→ WHAT IS BEING ASKED:
The listing below should be written out exactly; please include all of it.

Records from a dataset
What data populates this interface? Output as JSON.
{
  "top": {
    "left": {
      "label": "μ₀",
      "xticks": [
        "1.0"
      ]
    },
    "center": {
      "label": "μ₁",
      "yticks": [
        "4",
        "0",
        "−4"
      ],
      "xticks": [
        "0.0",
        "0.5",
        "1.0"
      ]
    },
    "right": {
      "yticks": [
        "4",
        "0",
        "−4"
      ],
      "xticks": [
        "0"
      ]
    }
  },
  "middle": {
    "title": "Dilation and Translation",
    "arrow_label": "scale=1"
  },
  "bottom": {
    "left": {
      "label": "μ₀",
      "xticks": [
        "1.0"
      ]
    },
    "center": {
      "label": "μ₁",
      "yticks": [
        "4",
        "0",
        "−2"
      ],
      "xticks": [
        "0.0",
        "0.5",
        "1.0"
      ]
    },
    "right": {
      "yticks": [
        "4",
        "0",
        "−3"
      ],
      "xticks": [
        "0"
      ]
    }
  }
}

→ FINAL ANSWER:
What data populates this interface? Output as JSON.
{
  "top": {
    "left": {
      "label": "μ₀",
      "xticks": [
        "1.0"
      ]
    },
    "center": {
      "label": "μ₁",
      "yticks": [
        "4",
        "0",
        "−4"
      ],
      "xticks": [
        "0.0",
        "0.5",
        "1.0"
      ]
    },
    "right": {
      "yticks": [
        "4",
        "0",
        "−4"
      ],
      "xticks": [
        "0"
      ]
    }
  },
  "middle": {
    "title": "Dilation and Translation",
    "arrow_label": "scale=1"
  },
  "bottom": {
    "left": {
      "label": "μ₀",
      "xticks": [
        "1.0"
      ]
    },
    "center": {
      "label": "μ₁",
      "yticks": [
        "4",
        "0",
        "−2"
      ],
      "xticks": [
        "0.0",
        "0.5",
        "1.0"
      ]
    },
    "right": {
      "yticks": [
        "4",
        "0",
        "−3"
      ],
      "xticks": [
        "0"
      ]
    }
  }
}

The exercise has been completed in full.